BEGIN

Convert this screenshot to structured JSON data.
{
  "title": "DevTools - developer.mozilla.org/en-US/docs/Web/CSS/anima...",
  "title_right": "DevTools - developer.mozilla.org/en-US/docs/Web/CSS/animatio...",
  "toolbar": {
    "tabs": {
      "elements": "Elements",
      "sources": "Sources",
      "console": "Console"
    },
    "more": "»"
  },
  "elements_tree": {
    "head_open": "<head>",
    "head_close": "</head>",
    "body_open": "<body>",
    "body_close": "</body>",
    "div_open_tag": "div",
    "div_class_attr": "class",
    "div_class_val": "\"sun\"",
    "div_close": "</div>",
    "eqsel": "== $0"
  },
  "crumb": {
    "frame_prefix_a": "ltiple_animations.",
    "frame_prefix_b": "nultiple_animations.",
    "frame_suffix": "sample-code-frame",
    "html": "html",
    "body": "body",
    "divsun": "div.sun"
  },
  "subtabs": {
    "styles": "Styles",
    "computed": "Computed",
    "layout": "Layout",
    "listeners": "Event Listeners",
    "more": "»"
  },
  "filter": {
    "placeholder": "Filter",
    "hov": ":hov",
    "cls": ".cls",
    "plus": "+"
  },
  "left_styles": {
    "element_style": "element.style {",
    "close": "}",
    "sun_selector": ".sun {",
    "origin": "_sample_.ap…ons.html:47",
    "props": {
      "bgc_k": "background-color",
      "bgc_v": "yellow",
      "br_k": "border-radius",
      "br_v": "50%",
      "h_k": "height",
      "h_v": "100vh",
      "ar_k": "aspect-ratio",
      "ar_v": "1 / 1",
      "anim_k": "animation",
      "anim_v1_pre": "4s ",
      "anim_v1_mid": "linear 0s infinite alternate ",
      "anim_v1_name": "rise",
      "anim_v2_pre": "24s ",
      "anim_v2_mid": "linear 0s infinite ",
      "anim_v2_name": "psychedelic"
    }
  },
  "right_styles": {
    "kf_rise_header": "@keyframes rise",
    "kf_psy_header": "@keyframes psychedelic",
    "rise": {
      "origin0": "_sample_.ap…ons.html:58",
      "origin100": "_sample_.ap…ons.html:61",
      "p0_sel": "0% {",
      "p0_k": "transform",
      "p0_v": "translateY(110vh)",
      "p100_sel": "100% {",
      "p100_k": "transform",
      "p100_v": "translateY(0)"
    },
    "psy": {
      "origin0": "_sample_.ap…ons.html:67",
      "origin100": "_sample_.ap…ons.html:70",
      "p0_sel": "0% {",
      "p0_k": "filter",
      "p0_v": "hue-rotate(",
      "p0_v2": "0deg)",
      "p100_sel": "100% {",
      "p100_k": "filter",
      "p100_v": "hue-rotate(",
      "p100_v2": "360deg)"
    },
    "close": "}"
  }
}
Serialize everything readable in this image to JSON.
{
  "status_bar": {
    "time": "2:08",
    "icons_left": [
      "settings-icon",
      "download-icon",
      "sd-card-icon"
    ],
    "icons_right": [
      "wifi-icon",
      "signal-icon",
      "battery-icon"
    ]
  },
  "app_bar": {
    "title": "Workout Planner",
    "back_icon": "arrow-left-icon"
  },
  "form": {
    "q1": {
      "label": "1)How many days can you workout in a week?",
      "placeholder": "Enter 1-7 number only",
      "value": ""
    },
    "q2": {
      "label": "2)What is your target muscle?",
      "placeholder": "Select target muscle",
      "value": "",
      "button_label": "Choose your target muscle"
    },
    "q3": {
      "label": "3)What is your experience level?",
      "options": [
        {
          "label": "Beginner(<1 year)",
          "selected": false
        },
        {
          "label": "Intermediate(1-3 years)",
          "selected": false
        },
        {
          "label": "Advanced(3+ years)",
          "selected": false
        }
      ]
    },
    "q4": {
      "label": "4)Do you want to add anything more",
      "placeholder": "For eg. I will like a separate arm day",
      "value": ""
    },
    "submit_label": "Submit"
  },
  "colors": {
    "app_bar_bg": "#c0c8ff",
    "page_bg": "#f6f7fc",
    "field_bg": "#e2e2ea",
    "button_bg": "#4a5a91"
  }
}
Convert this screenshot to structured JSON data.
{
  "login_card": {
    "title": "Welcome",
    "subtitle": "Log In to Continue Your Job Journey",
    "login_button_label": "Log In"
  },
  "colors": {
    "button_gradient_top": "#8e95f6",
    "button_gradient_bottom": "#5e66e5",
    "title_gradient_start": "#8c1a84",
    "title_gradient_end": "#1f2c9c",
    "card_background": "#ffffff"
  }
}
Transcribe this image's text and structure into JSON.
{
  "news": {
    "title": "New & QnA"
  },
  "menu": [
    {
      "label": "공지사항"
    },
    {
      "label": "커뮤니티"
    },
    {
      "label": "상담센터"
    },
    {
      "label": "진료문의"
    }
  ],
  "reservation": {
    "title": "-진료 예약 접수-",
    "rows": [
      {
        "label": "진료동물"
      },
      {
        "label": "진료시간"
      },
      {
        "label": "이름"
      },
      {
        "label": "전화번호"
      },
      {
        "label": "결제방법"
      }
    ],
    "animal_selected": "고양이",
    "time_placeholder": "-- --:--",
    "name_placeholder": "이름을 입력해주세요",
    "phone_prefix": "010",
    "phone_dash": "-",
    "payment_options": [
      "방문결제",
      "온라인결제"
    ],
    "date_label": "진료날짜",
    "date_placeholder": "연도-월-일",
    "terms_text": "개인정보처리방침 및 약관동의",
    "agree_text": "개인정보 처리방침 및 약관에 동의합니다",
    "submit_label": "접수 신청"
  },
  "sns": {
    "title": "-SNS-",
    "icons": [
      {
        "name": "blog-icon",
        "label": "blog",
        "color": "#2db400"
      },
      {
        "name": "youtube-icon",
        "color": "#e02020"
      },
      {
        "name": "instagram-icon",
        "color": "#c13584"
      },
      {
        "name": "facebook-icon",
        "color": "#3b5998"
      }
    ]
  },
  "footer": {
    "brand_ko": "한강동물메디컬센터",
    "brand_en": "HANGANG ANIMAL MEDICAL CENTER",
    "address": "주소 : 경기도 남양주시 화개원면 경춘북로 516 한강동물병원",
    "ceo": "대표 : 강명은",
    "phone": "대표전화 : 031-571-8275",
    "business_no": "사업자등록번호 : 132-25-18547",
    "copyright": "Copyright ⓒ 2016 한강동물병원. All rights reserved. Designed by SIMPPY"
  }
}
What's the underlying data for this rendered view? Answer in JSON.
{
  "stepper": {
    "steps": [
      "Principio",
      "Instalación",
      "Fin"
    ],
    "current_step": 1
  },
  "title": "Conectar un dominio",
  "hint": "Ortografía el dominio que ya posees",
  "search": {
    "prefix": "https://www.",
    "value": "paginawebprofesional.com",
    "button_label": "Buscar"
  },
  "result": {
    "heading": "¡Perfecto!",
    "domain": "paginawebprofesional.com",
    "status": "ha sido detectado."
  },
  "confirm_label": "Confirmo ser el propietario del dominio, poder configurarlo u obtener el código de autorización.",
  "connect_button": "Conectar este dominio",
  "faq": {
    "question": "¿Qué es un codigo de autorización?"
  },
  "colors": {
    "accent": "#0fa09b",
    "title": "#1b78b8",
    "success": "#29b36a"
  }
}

END

*YOUR GOAL*
Print the whole listing again, exactly.

*TASK OUTPUT*
Convert this screenshot to structured JSON data.
{
  "title": "DevTools - developer.mozilla.org/en-US/docs/Web/CSS/anima...",
  "title_right": "DevTools - developer.mozilla.org/en-US/docs/Web/CSS/animatio...",
  "toolbar": {
    "tabs": {
      "elements": "Elements",
      "sources": "Sources",
      "console": "Console"
    },
    "more": "»"
  },
  "elements_tree": {
    "head_open": "<head>",
    "head_close": "</head>",
    "body_open": "<body>",
    "body_close": "</body>",
    "div_open_tag": "div",
    "div_class_attr": "class",
    "div_class_val": "\"sun\"",
    "div_close": "</div>",
    "eqsel": "== $0"
  },
  "crumb": {
    "frame_prefix_a": "ltiple_animations.",
    "frame_prefix_b": "nultiple_animations.",
    "frame_suffix": "sample-code-frame",
    "html": "html",
    "body": "body",
    "divsun": "div.sun"
  },
  "subtabs": {
    "styles": "Styles",
    "computed": "Computed",
    "layout": "Layout",
    "listeners": "Event Listeners",
    "more": "»"
  },
  "filter": {
    "placeholder": "Filter",
    "hov": ":hov",
    "cls": ".cls",
    "plus": "+"
  },
  "left_styles": {
    "element_style": "element.style {",
    "close": "}",
    "sun_selector": ".sun {",
    "origin": "_sample_.ap…ons.html:47",
    "props": {
      "bgc_k": "background-color",
      "bgc_v": "yellow",
      "br_k": "border-radius",
      "br_v": "50%",
      "h_k": "height",
      "h_v": "100vh",
      "ar_k": "aspect-ratio",
      "ar_v": "1 / 1",
      "anim_k": "animation",
      "anim_v1_pre": "4s ",
      "anim_v1_mid": "linear 0s infinite alternate ",
      "anim_v1_name": "rise",
      "anim_v2_pre": "24s ",
      "anim_v2_mid": "linear 0s infinite ",
      "anim_v2_name": "psychedelic"
    }
  },
  "right_styles": {
    "kf_rise_header": "@keyframes rise",
    "kf_psy_header": "@keyframes psychedelic",
    "rise": {
      "origin0": "_sample_.ap…ons.html:58",
      "origin100": "_sample_.ap…ons.html:61",
      "p0_sel": "0% {",
      "p0_k": "transform",
      "p0_v": "translateY(110vh)",
      "p100_sel": "100% {",
      "p100_k": "transform",
      "p100_v": "translateY(0)"
    },
    "psy": {
      "origin0": "_sample_.ap…ons.html:67",
      "origin100": "_sample_.ap…ons.html:70",
      "p0_sel": "0% {",
      "p0_k": "filter",
      "p0_v": "hue-rotate(",
      "p0_v2": "0deg)",
      "p100_sel": "100% {",
      "p100_k": "filter",
      "p100_v": "hue-rotate(",
      "p100_v2": "360deg)"
    },
    "close": "}"
  }
}
Serialize everything readable in this image to JSON.
{
  "status_bar": {
    "time": "2:08",
    "icons_left": [
      "settings-icon",
      "download-icon",
      "sd-card-icon"
    ],
    "icons_right": [
      "wifi-icon",
      "signal-icon",
      "battery-icon"
    ]
  },
  "app_bar": {
    "title": "Workout Planner",
    "back_icon": "arrow-left-icon"
  },
  "form": {
    "q1": {
      "label": "1)How many days can you workout in a week?",
      "placeholder": "Enter 1-7 number only",
      "value": ""
    },
    "q2": {
      "label": "2)What is your target muscle?",
      "placeholder": "Select target muscle",
      "value": "",
      "button_label": "Choose your target muscle"
    },
    "q3": {
      "label": "3)What is your experience level?",
      "options": [
        {
          "label": "Beginner(<1 year)",
          "selected": false
        },
        {
          "label": "Intermediate(1-3 years)",
          "selected": false
        },
        {
          "label": "Advanced(3+ years)",
          "selected": false
        }
      ]
    },
    "q4": {
      "label": "4)Do you want to add anything more",
      "placeholder": "For eg. I will like a separate arm day",
      "value": ""
    },
    "submit_label": "Submit"
  },
  "colors": {
    "app_bar_bg": "#c0c8ff",
    "page_bg": "#f6f7fc",
    "field_bg": "#e2e2ea",
    "button_bg": "#4a5a91"
  }
}
Convert this screenshot to structured JSON data.
{
  "login_card": {
    "title": "Welcome",
    "subtitle": "Log In to Continue Your Job Journey",
    "login_button_label": "Log In"
  },
  "colors": {
    "button_gradient_top": "#8e95f6",
    "button_gradient_bottom": "#5e66e5",
    "title_gradient_start": "#8c1a84",
    "title_gradient_end": "#1f2c9c",
    "card_background": "#ffffff"
  }
}
Transcribe this image's text and structure into JSON.
{
  "news": {
    "title": "New & QnA"
  },
  "menu": [
    {
      "label": "공지사항"
    },
    {
      "label": "커뮤니티"
    },
    {
      "label": "상담센터"
    },
    {
      "label": "진료문의"
    }
  ],
  "reservation": {
    "title": "-진료 예약 접수-",
    "rows": [
      {
        "label": "진료동물"
      },
      {
        "label": "진료시간"
      },
      {
        "label": "이름"
      },
      {
        "label": "전화번호"
      },
      {
        "label": "결제방법"
      }
    ],
    "animal_selected": "고양이",
    "time_placeholder": "-- --:--",
    "name_placeholder": "이름을 입력해주세요",
    "phone_prefix": "010",
    "phone_dash": "-",
    "payment_options": [
      "방문결제",
      "온라인결제"
    ],
    "date_label": "진료날짜",
    "date_placeholder": "연도-월-일",
    "terms_text": "개인정보처리방침 및 약관동의",
    "agree_text": "개인정보 처리방침 및 약관에 동의합니다",
    "submit_label": "접수 신청"
  },
  "sns": {
    "title": "-SNS-",
    "icons": [
      {
        "name": "blog-icon",
        "label": "blog",
        "color": "#2db400"
      },
      {
        "name": "youtube-icon",
        "color": "#e02020"
      },
      {
        "name": "instagram-icon",
        "color": "#c13584"
      },
      {
        "name": "facebook-icon",
        "color": "#3b5998"
      }
    ]
  },
  "footer": {
    "brand_ko": "한강동물메디컬센터",
    "brand_en": "HANGANG ANIMAL MEDICAL CENTER",
    "address": "주소 : 경기도 남양주시 화개원면 경춘북로 516 한강동물병원",
    "ceo": "대표 : 강명은",
    "phone": "대표전화 : 031-571-8275",
    "business_no": "사업자등록번호 : 132-25-18547",
    "copyright": "Copyright ⓒ 2016 한강동물병원. All rights reserved. Designed by SIMPPY"
  }
}
What's the underlying data for this rendered view? Answer in JSON.
{
  "stepper": {
    "steps": [
      "Principio",
      "Instalación",
      "Fin"
    ],
    "current_step": 1
  },
  "title": "Conectar un dominio",
  "hint": "Ortografía el dominio que ya posees",
  "search": {
    "prefix": "https://www.",
    "value": "paginawebprofesional.com",
    "button_label": "Buscar"
  },
  "result": {
    "heading": "¡Perfecto!",
    "domain": "paginawebprofesional.com",
    "status": "ha sido detectado."
  },
  "confirm_label": "Confirmo ser el propietario del dominio, poder configurarlo u obtener el código de autorización.",
  "connect_button": "Conectar este dominio",
  "faq": {
    "question": "¿Qué es un codigo de autorización?"
  },
  "colors": {
    "accent": "#0fa09b",
    "title": "#1b78b8",
    "success": "#29b36a"
  }
}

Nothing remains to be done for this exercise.